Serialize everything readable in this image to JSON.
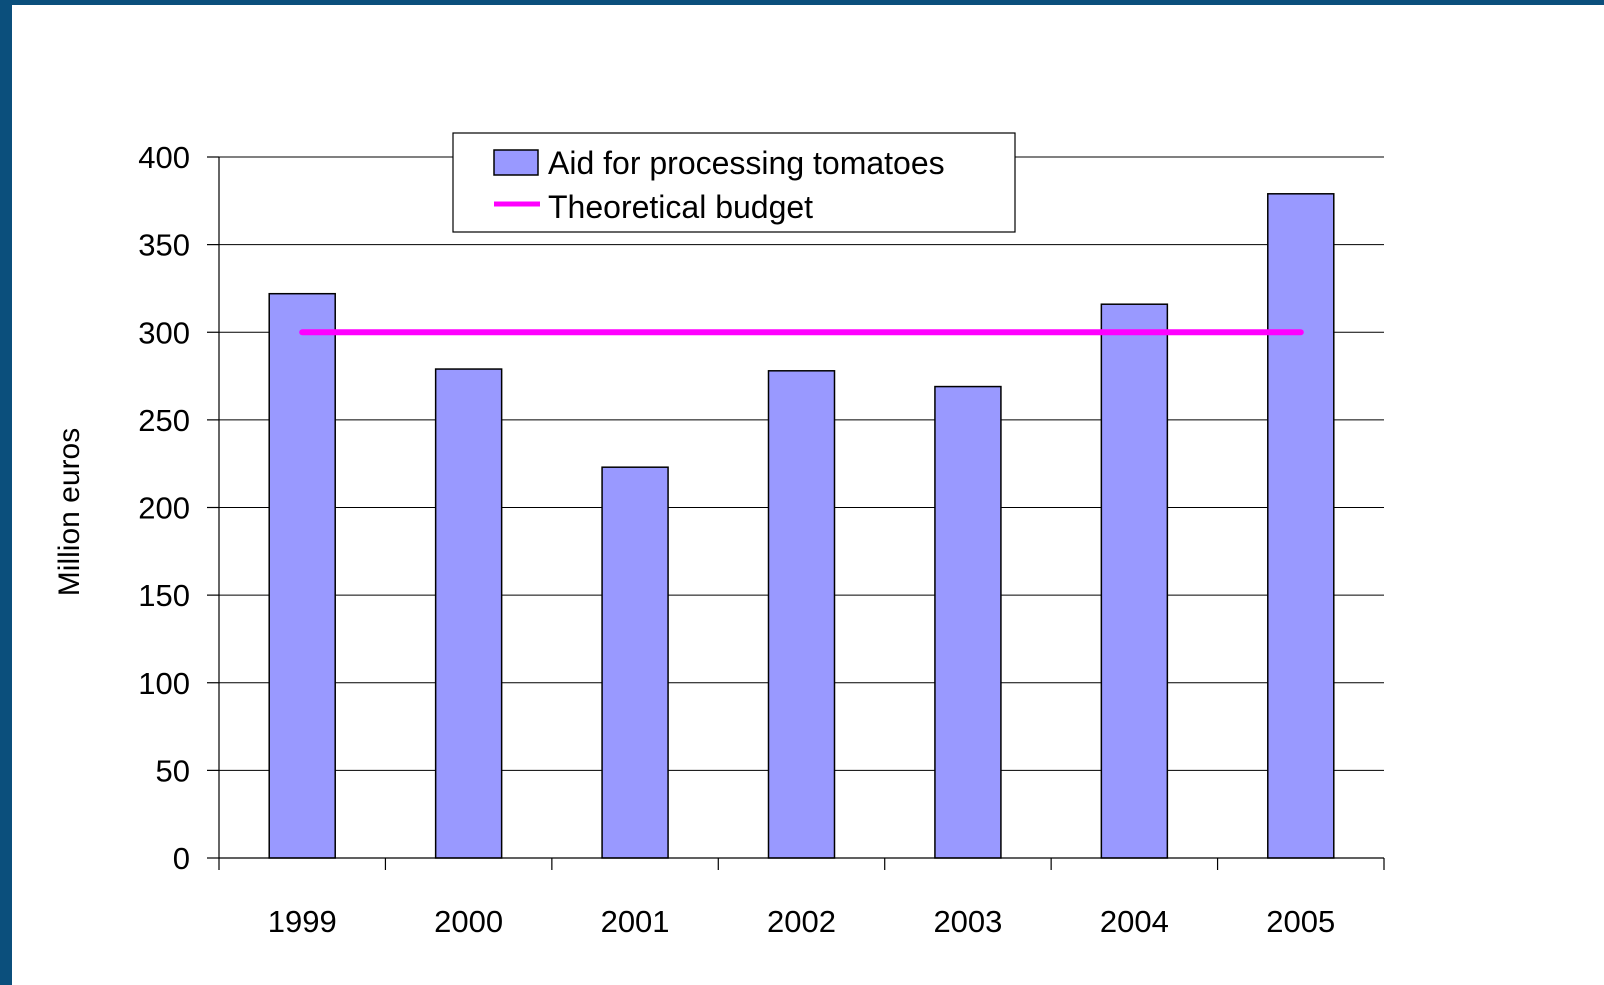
{
  "frame": {
    "border_color": "#0b4f7c"
  },
  "chart_data": {
    "type": "bar",
    "categories": [
      "1999",
      "2000",
      "2001",
      "2002",
      "2003",
      "2004",
      "2005"
    ],
    "series": [
      {
        "name": "Aid for processing tomatoes",
        "kind": "bar",
        "color": "#9999ff",
        "values": [
          322,
          279,
          223,
          278,
          269,
          316,
          379
        ]
      },
      {
        "name": "Theoretical budget",
        "kind": "line",
        "color": "#ff00ff",
        "values": [
          300,
          300,
          300,
          300,
          300,
          300,
          300
        ]
      }
    ],
    "ylabel": "Million euros",
    "ylim": [
      0,
      400
    ],
    "yticks": [
      "0",
      "50",
      "100",
      "150",
      "200",
      "250",
      "300",
      "350",
      "400"
    ],
    "grid": true,
    "legend": "top-center"
  }
}
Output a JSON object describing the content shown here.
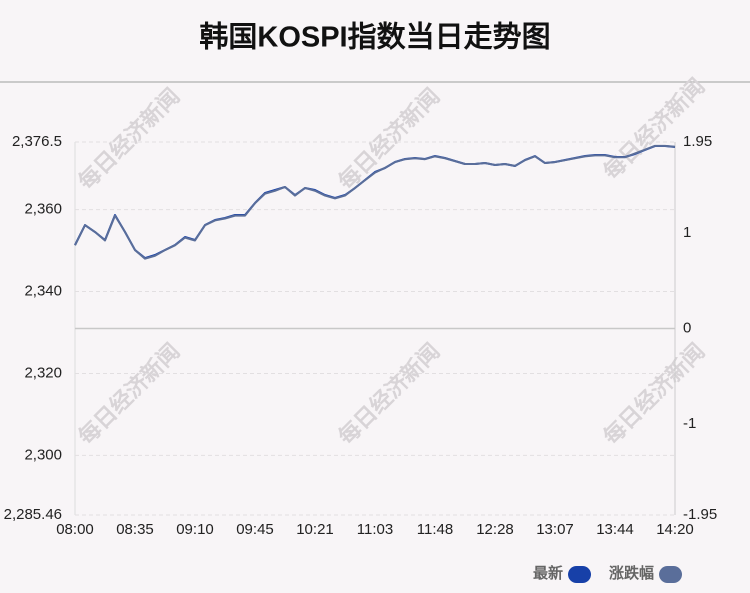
{
  "chart_data": {
    "type": "line",
    "title": "韩国KOSPI指数当日走势图",
    "watermark": "每日经济新闻",
    "xticks": [
      "08:00",
      "08:35",
      "09:10",
      "09:45",
      "10:21",
      "11:03",
      "11:48",
      "12:28",
      "13:07",
      "13:44",
      "14:20"
    ],
    "ylim": [
      2285.46,
      2376.5
    ],
    "yticks": [
      {
        "value": 2285.46,
        "label": "2,285.46"
      },
      {
        "value": 2300,
        "label": "2,300"
      },
      {
        "value": 2320,
        "label": "2,320"
      },
      {
        "value": 2340,
        "label": "2,340"
      },
      {
        "value": 2360,
        "label": "2,360"
      },
      {
        "value": 2376.5,
        "label": "2,376.5"
      }
    ],
    "y2lim": [
      -1.95,
      1.95
    ],
    "y2ticks": [
      -1.95,
      -1,
      0,
      1,
      1.95
    ],
    "series": [
      {
        "name": "最新",
        "color": "#1740a8",
        "values": [
          2351.36,
          2356.24,
          2354.53,
          2352.58,
          2358.68,
          2354.53,
          2350.14,
          2348.18,
          2348.92,
          2350.14,
          2351.36,
          2353.31,
          2352.58,
          2356.24,
          2357.46,
          2357.95,
          2358.68,
          2358.68,
          2361.61,
          2364.05,
          2364.78,
          2365.52,
          2363.56,
          2365.27,
          2364.78,
          2363.56,
          2362.83,
          2363.56,
          2365.27,
          2367.22,
          2369.18,
          2370.15,
          2371.62,
          2372.35,
          2372.59,
          2372.35,
          2373.08,
          2372.59,
          2371.86,
          2371.13,
          2371.13,
          2371.37,
          2370.89,
          2371.13,
          2370.64,
          2372.11,
          2373.08,
          2371.37,
          2371.62,
          2372.11,
          2372.59,
          2373.08,
          2373.33,
          2373.33,
          2372.84,
          2372.84,
          2373.57,
          2374.55,
          2375.52,
          2375.52,
          2375.28
        ]
      },
      {
        "name": "涨跌幅",
        "color": "#5a6e9a",
        "axis": "y2",
        "values": [
          0.87,
          1.08,
          1.01,
          0.92,
          1.18,
          1.01,
          0.82,
          0.73,
          0.76,
          0.82,
          0.87,
          0.95,
          0.92,
          1.08,
          1.13,
          1.15,
          1.18,
          1.18,
          1.31,
          1.41,
          1.44,
          1.48,
          1.39,
          1.47,
          1.44,
          1.39,
          1.36,
          1.39,
          1.47,
          1.55,
          1.63,
          1.68,
          1.74,
          1.77,
          1.78,
          1.77,
          1.8,
          1.78,
          1.75,
          1.72,
          1.72,
          1.73,
          1.71,
          1.72,
          1.7,
          1.76,
          1.8,
          1.73,
          1.74,
          1.76,
          1.78,
          1.8,
          1.81,
          1.81,
          1.79,
          1.79,
          1.83,
          1.87,
          1.91,
          1.91,
          1.9
        ]
      }
    ],
    "grid": true
  }
}
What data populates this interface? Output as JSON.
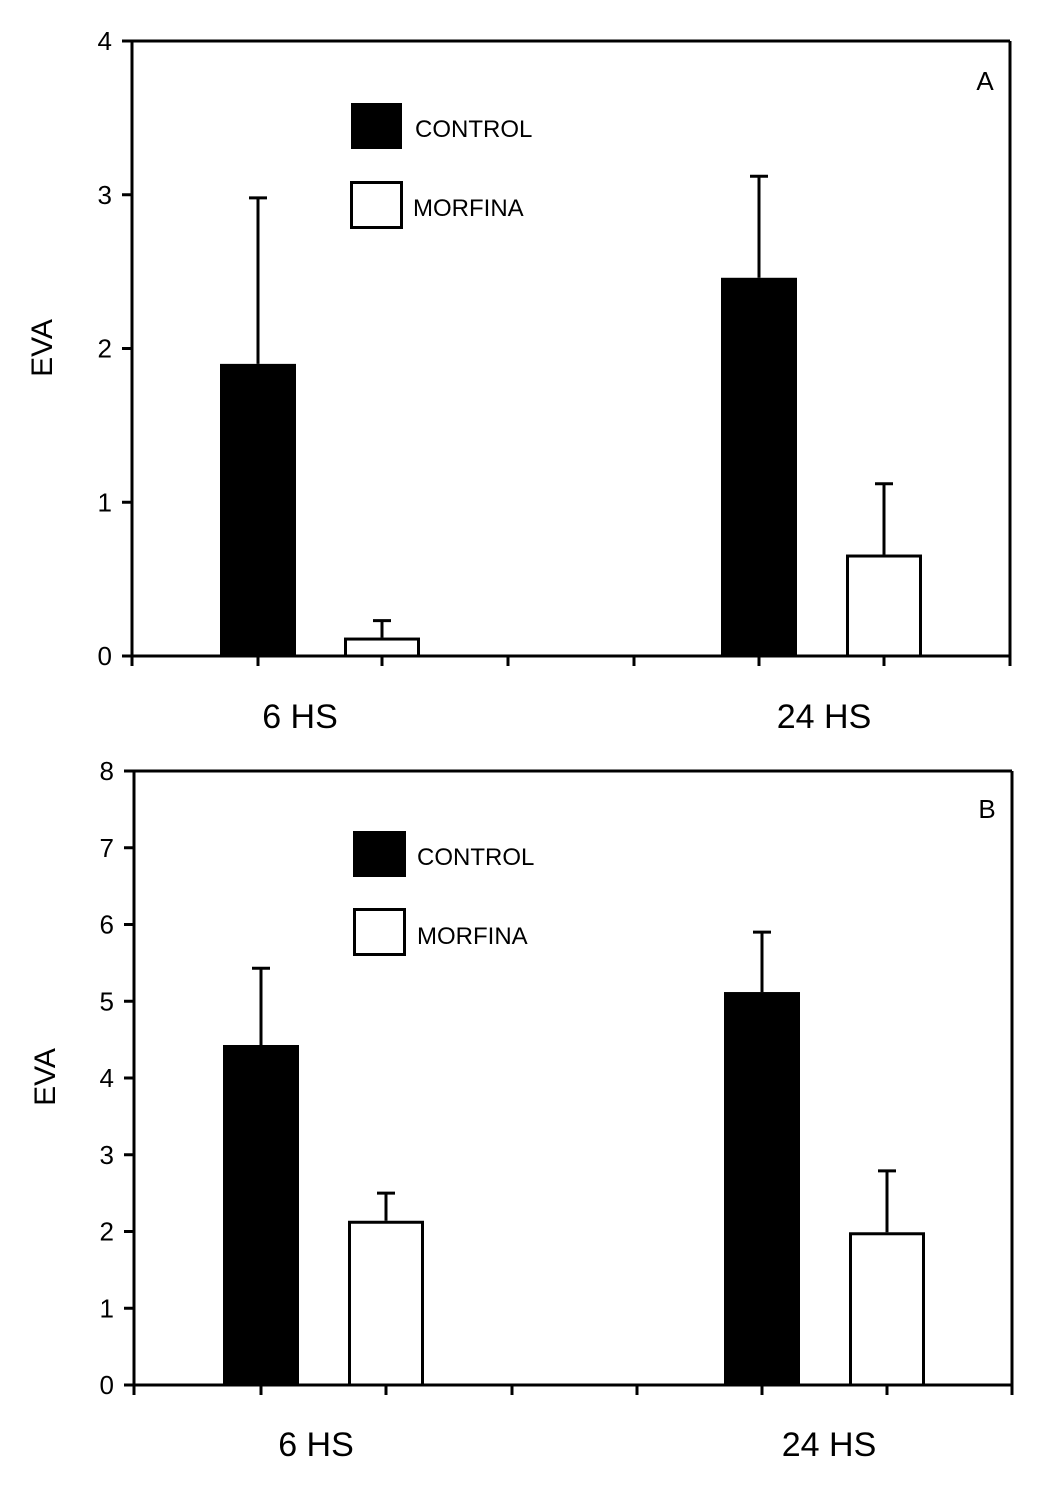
{
  "chart_data": [
    {
      "type": "bar",
      "panel_label": "A",
      "ylabel": "EVA",
      "xlabel": "",
      "ylim": [
        0,
        4
      ],
      "yticks": [
        "0",
        "1",
        "2",
        "3",
        "4"
      ],
      "categories": [
        "6 HS",
        "24 HS"
      ],
      "legend_position": "top-center",
      "series": [
        {
          "name": "CONTROL",
          "fill": "#000000",
          "values": [
            1.9,
            2.46
          ],
          "error_upper": [
            2.98,
            3.12
          ]
        },
        {
          "name": "MORFINA",
          "fill": "#ffffff",
          "values": [
            0.12,
            0.66
          ],
          "error_upper": [
            0.23,
            1.12
          ]
        }
      ]
    },
    {
      "type": "bar",
      "panel_label": "B",
      "ylabel": "EVA",
      "xlabel": "",
      "ylim": [
        0,
        8
      ],
      "yticks": [
        "0",
        "1",
        "2",
        "3",
        "4",
        "5",
        "6",
        "7",
        "8"
      ],
      "categories": [
        "6 HS",
        "24 HS"
      ],
      "legend_position": "top-center",
      "series": [
        {
          "name": "CONTROL",
          "fill": "#000000",
          "values": [
            4.43,
            5.12
          ],
          "error_upper": [
            5.43,
            5.9
          ]
        },
        {
          "name": "MORFINA",
          "fill": "#ffffff",
          "values": [
            2.14,
            1.99
          ],
          "error_upper": [
            2.5,
            2.79
          ]
        }
      ]
    }
  ]
}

## Exercise requirements
Copy each line of the entries that includes the word "name".

## Task output
        "name": "Aid for processing tomatoes",
        "name": "Theoretical budget",
        "name": "最新",
        "name": "涨跌幅",
          "name": "CONTROL",
          "name": "MORFINA",
          "name": "CONTROL",
          "name": "MORFINA",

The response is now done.